• _Given task_
All entries below are to be set down again, identical to the source.

*** Input records ***

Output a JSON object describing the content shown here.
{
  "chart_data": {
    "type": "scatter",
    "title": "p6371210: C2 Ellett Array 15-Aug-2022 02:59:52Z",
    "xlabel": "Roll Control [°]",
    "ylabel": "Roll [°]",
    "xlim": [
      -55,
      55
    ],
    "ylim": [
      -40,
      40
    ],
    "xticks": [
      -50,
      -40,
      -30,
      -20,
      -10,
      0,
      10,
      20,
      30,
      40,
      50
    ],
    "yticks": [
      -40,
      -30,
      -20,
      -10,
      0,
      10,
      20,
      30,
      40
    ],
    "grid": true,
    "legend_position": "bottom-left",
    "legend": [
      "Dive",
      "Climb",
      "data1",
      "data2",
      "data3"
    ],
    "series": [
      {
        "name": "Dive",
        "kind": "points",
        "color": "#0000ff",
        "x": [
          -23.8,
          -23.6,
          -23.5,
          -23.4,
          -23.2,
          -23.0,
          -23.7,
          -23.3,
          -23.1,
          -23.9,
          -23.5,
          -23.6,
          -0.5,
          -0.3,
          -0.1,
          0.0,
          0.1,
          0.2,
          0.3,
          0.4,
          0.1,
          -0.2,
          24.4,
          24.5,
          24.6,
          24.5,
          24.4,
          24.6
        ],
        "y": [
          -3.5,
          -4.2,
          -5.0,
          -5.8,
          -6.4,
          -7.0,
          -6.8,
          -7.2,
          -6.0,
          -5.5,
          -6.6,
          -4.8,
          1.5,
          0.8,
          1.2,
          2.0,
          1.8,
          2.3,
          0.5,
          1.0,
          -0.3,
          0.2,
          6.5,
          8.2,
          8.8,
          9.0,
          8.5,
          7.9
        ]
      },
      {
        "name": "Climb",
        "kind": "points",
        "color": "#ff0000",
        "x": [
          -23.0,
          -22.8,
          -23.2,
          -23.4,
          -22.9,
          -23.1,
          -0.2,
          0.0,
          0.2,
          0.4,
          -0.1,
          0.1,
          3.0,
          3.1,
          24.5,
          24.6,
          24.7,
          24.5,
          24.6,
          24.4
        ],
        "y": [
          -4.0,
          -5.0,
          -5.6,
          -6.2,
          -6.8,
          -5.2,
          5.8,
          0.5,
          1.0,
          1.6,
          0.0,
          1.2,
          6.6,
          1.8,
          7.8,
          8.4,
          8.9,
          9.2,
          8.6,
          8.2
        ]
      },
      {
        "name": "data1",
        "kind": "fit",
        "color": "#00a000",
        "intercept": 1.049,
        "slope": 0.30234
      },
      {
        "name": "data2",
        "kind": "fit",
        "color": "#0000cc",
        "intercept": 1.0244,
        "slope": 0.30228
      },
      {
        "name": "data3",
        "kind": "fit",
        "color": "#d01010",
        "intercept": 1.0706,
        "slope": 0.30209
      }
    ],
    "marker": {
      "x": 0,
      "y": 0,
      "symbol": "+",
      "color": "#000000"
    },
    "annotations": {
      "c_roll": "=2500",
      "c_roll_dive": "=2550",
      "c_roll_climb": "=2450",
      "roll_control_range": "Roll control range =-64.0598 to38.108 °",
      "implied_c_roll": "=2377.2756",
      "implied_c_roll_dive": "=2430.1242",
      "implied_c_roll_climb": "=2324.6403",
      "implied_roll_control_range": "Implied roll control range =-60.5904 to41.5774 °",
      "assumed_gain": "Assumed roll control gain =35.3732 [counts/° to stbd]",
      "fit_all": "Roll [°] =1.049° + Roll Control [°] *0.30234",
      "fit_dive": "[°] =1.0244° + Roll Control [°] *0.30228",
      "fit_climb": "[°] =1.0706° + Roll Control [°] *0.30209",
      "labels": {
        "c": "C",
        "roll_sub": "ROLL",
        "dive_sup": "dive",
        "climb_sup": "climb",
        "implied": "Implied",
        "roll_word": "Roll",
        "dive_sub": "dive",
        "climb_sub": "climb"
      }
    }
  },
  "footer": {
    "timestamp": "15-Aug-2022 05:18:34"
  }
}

***

• _Response_
Output a JSON object describing the content shown here.
{
  "chart_data": {
    "type": "scatter",
    "title": "p6371210: C2 Ellett Array 15-Aug-2022 02:59:52Z",
    "xlabel": "Roll Control [°]",
    "ylabel": "Roll [°]",
    "xlim": [
      -55,
      55
    ],
    "ylim": [
      -40,
      40
    ],
    "xticks": [
      -50,
      -40,
      -30,
      -20,
      -10,
      0,
      10,
      20,
      30,
      40,
      50
    ],
    "yticks": [
      -40,
      -30,
      -20,
      -10,
      0,
      10,
      20,
      30,
      40
    ],
    "grid": true,
    "legend_position": "bottom-left",
    "legend": [
      "Dive",
      "Climb",
      "data1",
      "data2",
      "data3"
    ],
    "series": [
      {
        "name": "Dive",
        "kind": "points",
        "color": "#0000ff",
        "x": [
          -23.8,
          -23.6,
          -23.5,
          -23.4,
          -23.2,
          -23.0,
          -23.7,
          -23.3,
          -23.1,
          -23.9,
          -23.5,
          -23.6,
          -0.5,
          -0.3,
          -0.1,
          0.0,
          0.1,
          0.2,
          0.3,
          0.4,
          0.1,
          -0.2,
          24.4,
          24.5,
          24.6,
          24.5,
          24.4,
          24.6
        ],
        "y": [
          -3.5,
          -4.2,
          -5.0,
          -5.8,
          -6.4,
          -7.0,
          -6.8,
          -7.2,
          -6.0,
          -5.5,
          -6.6,
          -4.8,
          1.5,
          0.8,
          1.2,
          2.0,
          1.8,
          2.3,
          0.5,
          1.0,
          -0.3,
          0.2,
          6.5,
          8.2,
          8.8,
          9.0,
          8.5,
          7.9
        ]
      },
      {
        "name": "Climb",
        "kind": "points",
        "color": "#ff0000",
        "x": [
          -23.0,
          -22.8,
          -23.2,
          -23.4,
          -22.9,
          -23.1,
          -0.2,
          0.0,
          0.2,
          0.4,
          -0.1,
          0.1,
          3.0,
          3.1,
          24.5,
          24.6,
          24.7,
          24.5,
          24.6,
          24.4
        ],
        "y": [
          -4.0,
          -5.0,
          -5.6,
          -6.2,
          -6.8,
          -5.2,
          5.8,
          0.5,
          1.0,
          1.6,
          0.0,
          1.2,
          6.6,
          1.8,
          7.8,
          8.4,
          8.9,
          9.2,
          8.6,
          8.2
        ]
      },
      {
        "name": "data1",
        "kind": "fit",
        "color": "#00a000",
        "intercept": 1.049,
        "slope": 0.30234
      },
      {
        "name": "data2",
        "kind": "fit",
        "color": "#0000cc",
        "intercept": 1.0244,
        "slope": 0.30228
      },
      {
        "name": "data3",
        "kind": "fit",
        "color": "#d01010",
        "intercept": 1.0706,
        "slope": 0.30209
      }
    ],
    "marker": {
      "x": 0,
      "y": 0,
      "symbol": "+",
      "color": "#000000"
    },
    "annotations": {
      "c_roll": "=2500",
      "c_roll_dive": "=2550",
      "c_roll_climb": "=2450",
      "roll_control_range": "Roll control range =-64.0598 to38.108 °",
      "implied_c_roll": "=2377.2756",
      "implied_c_roll_dive": "=2430.1242",
      "implied_c_roll_climb": "=2324.6403",
      "implied_roll_control_range": "Implied roll control range =-60.5904 to41.5774 °",
      "assumed_gain": "Assumed roll control gain =35.3732 [counts/° to stbd]",
      "fit_all": "Roll [°] =1.049° + Roll Control [°] *0.30234",
      "fit_dive": "[°] =1.0244° + Roll Control [°] *0.30228",
      "fit_climb": "[°] =1.0706° + Roll Control [°] *0.30209",
      "labels": {
        "c": "C",
        "roll_sub": "ROLL",
        "dive_sup": "dive",
        "climb_sup": "climb",
        "implied": "Implied",
        "roll_word": "Roll",
        "dive_sub": "dive",
        "climb_sub": "climb"
      }
    }
  },
  "footer": {
    "timestamp": "15-Aug-2022 05:18:34"
  }
}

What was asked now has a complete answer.